Texte:
Une fois que la construction de l'interconnexion sera achevée, ElecLink déclare qu'il sera propriétaire de :
- deux stations de conversion adjacentes aux entrées du tunnel sous la Manche à Folkestone, au Royaume-Uni, et à Peuplingues, en France ;
- 51 km de câbles situés à l'intérieur du tunnel sous la Manche ; et
- 14,5 km de câbles situés sur le sol britannique afin de relier la station de conversion située à Folkestone à la sous-station propriété de NGET située à Sellindge (8).
ElecLink déclare disposer des ressources humaines nécessaires pour construire et exploiter l'interconnexion, étant entendu que la conception, l'installation, la mise en service et les essais portant sur les stations de conversion, d'une part, et sur les câbles, d'autre part, sont sous-traités. ElecLink déclare également que les services informatiques sont externalisés.
Sur la base des éléments exposés ci-dessus, la CRE considère qu'ElecLink est en mesure de réaliser l'ensemble des tâches lui incombant. A cet égard, la présente délibération ne préjuge pas des obligations qui pourraient être imposées à ElecLink notamment en application des règlements de la Commission européenne établissant des codes de réseau ou des lignes directrices.
Décision
Par courriers reçus le 14 février et le 15 juin 2018, la société ElecLink Limited (ci-après « ElecLink ») a adressé à la CRE une demande de certification. Par délibération du 11 octobre 2018 portant projet de décision de certification d'ElecLink, la CRE a considéré qu'ElecLink respectait les règles d'organisation qui s'appliquent à la certification en modèle de séparation patrimoniale définies aux articles L. 111-8-1 à L. 111-8-4 du code de l'énergie, qui transposent l'article 9 de la directive 2009/72/CE du 13 juillet 2009.
Par avis du 11 décembre 2018, la Commission européenne a émis plusieurs réserves dont la CRE a tenu le plus grand compte dans la présente délibération.

Données:
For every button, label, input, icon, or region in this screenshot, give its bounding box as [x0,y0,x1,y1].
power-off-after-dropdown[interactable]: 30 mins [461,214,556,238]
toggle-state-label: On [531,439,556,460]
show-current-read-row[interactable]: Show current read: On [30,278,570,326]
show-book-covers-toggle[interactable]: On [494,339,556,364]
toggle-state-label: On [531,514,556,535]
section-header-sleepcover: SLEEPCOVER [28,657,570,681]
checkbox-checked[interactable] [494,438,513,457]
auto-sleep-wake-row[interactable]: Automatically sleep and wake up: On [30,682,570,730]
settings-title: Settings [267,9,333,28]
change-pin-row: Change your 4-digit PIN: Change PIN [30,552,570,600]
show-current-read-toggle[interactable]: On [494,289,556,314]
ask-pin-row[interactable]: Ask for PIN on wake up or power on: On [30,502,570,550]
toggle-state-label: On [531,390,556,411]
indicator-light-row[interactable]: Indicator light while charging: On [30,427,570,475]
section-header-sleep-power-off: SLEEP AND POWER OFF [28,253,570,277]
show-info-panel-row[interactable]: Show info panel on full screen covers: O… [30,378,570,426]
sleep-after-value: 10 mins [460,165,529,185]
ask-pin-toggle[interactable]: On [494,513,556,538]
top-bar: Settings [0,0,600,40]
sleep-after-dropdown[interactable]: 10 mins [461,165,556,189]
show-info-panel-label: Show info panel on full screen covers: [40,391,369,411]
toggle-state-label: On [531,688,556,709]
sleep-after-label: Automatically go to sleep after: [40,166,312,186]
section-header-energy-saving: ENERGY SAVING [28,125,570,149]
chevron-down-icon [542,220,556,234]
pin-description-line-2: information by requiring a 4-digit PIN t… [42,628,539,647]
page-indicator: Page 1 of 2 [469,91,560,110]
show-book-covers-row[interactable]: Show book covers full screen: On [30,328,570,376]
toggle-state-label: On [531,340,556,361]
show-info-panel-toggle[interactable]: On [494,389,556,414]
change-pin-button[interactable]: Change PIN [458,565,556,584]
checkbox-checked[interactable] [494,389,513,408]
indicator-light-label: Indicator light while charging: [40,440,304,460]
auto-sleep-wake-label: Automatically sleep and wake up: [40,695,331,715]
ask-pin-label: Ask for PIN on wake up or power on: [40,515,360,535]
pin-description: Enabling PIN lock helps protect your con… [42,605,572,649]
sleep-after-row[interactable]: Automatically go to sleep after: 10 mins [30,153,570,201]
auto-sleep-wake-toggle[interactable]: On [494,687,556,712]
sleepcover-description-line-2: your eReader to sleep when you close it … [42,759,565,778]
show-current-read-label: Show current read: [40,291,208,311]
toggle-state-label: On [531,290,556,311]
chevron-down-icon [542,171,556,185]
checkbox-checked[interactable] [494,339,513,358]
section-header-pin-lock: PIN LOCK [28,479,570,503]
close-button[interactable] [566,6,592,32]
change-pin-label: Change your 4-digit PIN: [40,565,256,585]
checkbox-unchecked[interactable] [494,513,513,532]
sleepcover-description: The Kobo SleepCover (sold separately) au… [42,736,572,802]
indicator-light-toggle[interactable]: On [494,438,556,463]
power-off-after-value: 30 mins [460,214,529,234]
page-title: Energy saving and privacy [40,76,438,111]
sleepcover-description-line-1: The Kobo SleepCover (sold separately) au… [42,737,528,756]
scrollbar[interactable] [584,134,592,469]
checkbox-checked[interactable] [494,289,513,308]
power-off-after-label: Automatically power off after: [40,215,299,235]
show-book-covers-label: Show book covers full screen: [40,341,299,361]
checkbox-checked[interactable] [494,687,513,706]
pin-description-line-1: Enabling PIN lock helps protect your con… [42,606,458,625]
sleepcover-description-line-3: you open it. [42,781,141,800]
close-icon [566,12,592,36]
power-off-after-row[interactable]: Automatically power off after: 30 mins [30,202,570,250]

Travail demandé:
Poursuivez le texte sur la certification d'ElecLink par la CRE, à la suite de sa dernière phrase.

Zone de réponse:
Par la présente délibération, la CRE certifie qu'ElecLink respecte les règles d'organisation qui s'appliquent à la certification en modèle de séparation patrimoniale définies aux articles L. 111-8-1 à L. 111-8-4 du code de l'énergie, qui transposent l'article 9 de la directive 2009/72/CE du 13 juillet 2009.
Conformément à l'article L. 111-4 du code de l'énergie, cette certification sera valable sans limitation de durée, sous les réserves énoncées par ce même article :
- ElecLink est tenue de notifier à la CRE tout élément susceptible de justifier un nouvel examen de sa certification ; et
- la CRE peut, de sa propre initiative ou à la demande motivée de la Commission européenne, procéder à un nouvel examen de la situation d'ElecLink lorsqu'elle estime que des événements affectant son organisation ou celle de ses actionnaires sont susceptibles de porter significativement atteinte aux obligations d'indépendance mentionnées à l'article L. 111-3 du code de l'énergie.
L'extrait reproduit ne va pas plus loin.